What is expected »
Every line of the data must be copied exactly.

Records about charts and figures
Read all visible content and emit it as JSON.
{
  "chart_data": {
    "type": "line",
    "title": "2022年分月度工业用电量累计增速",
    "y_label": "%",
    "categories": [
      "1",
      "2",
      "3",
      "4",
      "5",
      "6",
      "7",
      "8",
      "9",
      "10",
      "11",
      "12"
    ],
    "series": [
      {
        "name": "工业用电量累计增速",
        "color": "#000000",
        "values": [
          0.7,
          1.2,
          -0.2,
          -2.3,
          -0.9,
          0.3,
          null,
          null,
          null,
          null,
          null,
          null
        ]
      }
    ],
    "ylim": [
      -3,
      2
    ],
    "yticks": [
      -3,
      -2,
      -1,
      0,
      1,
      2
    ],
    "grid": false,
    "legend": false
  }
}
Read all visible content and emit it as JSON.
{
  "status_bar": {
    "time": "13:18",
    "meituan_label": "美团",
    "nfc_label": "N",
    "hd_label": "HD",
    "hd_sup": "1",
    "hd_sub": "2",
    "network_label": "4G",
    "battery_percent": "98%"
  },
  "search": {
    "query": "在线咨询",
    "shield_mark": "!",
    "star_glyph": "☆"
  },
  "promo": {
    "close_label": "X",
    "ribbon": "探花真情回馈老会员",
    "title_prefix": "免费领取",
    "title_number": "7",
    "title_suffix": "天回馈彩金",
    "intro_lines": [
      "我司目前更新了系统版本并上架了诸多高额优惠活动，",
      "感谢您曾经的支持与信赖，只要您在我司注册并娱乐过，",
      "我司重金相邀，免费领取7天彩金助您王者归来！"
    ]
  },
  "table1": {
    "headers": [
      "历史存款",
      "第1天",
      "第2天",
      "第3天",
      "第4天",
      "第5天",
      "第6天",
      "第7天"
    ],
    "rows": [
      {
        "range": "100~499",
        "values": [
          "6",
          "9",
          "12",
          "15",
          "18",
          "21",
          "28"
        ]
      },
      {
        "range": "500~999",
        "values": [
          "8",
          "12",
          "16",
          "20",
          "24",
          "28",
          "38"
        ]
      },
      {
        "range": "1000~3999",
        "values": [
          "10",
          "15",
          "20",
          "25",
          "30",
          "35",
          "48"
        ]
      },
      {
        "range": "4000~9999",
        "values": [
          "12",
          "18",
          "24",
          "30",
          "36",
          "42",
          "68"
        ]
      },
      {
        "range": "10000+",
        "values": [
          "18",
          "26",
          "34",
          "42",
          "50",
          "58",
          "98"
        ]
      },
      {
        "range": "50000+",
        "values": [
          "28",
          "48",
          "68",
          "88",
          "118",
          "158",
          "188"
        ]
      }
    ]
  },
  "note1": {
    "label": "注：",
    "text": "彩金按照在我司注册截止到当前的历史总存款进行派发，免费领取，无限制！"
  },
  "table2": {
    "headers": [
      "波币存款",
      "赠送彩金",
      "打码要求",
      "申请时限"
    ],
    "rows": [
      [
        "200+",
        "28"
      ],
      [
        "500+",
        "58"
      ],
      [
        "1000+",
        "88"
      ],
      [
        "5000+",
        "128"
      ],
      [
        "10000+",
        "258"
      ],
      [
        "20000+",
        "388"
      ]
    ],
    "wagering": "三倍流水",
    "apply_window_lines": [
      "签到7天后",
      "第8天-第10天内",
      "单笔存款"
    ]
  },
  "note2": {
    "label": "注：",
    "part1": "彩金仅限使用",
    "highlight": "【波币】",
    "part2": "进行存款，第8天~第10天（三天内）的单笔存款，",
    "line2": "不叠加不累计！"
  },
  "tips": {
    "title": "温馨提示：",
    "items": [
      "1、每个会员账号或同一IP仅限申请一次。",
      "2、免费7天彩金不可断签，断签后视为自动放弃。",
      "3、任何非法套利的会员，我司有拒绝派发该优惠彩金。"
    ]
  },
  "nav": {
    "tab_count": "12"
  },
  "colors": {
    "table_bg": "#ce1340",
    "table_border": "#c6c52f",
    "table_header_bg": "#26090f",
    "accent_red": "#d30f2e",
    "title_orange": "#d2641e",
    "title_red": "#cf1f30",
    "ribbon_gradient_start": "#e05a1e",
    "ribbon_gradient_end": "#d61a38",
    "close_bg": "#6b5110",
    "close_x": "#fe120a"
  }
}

Reply »
Read all visible content and emit it as JSON.
{
  "chart_data": {
    "type": "line",
    "title": "2022年分月度工业用电量累计增速",
    "y_label": "%",
    "categories": [
      "1",
      "2",
      "3",
      "4",
      "5",
      "6",
      "7",
      "8",
      "9",
      "10",
      "11",
      "12"
    ],
    "series": [
      {
        "name": "工业用电量累计增速",
        "color": "#000000",
        "values": [
          0.7,
          1.2,
          -0.2,
          -2.3,
          -0.9,
          0.3,
          null,
          null,
          null,
          null,
          null,
          null
        ]
      }
    ],
    "ylim": [
      -3,
      2
    ],
    "yticks": [
      -3,
      -2,
      -1,
      0,
      1,
      2
    ],
    "grid": false,
    "legend": false
  }
}
Read all visible content and emit it as JSON.
{
  "status_bar": {
    "time": "13:18",
    "meituan_label": "美团",
    "nfc_label": "N",
    "hd_label": "HD",
    "hd_sup": "1",
    "hd_sub": "2",
    "network_label": "4G",
    "battery_percent": "98%"
  },
  "search": {
    "query": "在线咨询",
    "shield_mark": "!",
    "star_glyph": "☆"
  },
  "promo": {
    "close_label": "X",
    "ribbon": "探花真情回馈老会员",
    "title_prefix": "免费领取",
    "title_number": "7",
    "title_suffix": "天回馈彩金",
    "intro_lines": [
      "我司目前更新了系统版本并上架了诸多高额优惠活动，",
      "感谢您曾经的支持与信赖，只要您在我司注册并娱乐过，",
      "我司重金相邀，免费领取7天彩金助您王者归来！"
    ]
  },
  "table1": {
    "headers": [
      "历史存款",
      "第1天",
      "第2天",
      "第3天",
      "第4天",
      "第5天",
      "第6天",
      "第7天"
    ],
    "rows": [
      {
        "range": "100~499",
        "values": [
          "6",
          "9",
          "12",
          "15",
          "18",
          "21",
          "28"
        ]
      },
      {
        "range": "500~999",
        "values": [
          "8",
          "12",
          "16",
          "20",
          "24",
          "28",
          "38"
        ]
      },
      {
        "range": "1000~3999",
        "values": [
          "10",
          "15",
          "20",
          "25",
          "30",
          "35",
          "48"
        ]
      },
      {
        "range": "4000~9999",
        "values": [
          "12",
          "18",
          "24",
          "30",
          "36",
          "42",
          "68"
        ]
      },
      {
        "range": "10000+",
        "values": [
          "18",
          "26",
          "34",
          "42",
          "50",
          "58",
          "98"
        ]
      },
      {
        "range": "50000+",
        "values": [
          "28",
          "48",
          "68",
          "88",
          "118",
          "158",
          "188"
        ]
      }
    ]
  },
  "note1": {
    "label": "注：",
    "text": "彩金按照在我司注册截止到当前的历史总存款进行派发，免费领取，无限制！"
  },
  "table2": {
    "headers": [
      "波币存款",
      "赠送彩金",
      "打码要求",
      "申请时限"
    ],
    "rows": [
      [
        "200+",
        "28"
      ],
      [
        "500+",
        "58"
      ],
      [
        "1000+",
        "88"
      ],
      [
        "5000+",
        "128"
      ],
      [
        "10000+",
        "258"
      ],
      [
        "20000+",
        "388"
      ]
    ],
    "wagering": "三倍流水",
    "apply_window_lines": [
      "签到7天后",
      "第8天-第10天内",
      "单笔存款"
    ]
  },
  "note2": {
    "label": "注：",
    "part1": "彩金仅限使用",
    "highlight": "【波币】",
    "part2": "进行存款，第8天~第10天（三天内）的单笔存款，",
    "line2": "不叠加不累计！"
  },
  "tips": {
    "title": "温馨提示：",
    "items": [
      "1、每个会员账号或同一IP仅限申请一次。",
      "2、免费7天彩金不可断签，断签后视为自动放弃。",
      "3、任何非法套利的会员，我司有拒绝派发该优惠彩金。"
    ]
  },
  "nav": {
    "tab_count": "12"
  },
  "colors": {
    "table_bg": "#ce1340",
    "table_border": "#c6c52f",
    "table_header_bg": "#26090f",
    "accent_red": "#d30f2e",
    "title_orange": "#d2641e",
    "title_red": "#cf1f30",
    "ribbon_gradient_start": "#e05a1e",
    "ribbon_gradient_end": "#d61a38",
    "close_bg": "#6b5110",
    "close_x": "#fe120a"
  }
}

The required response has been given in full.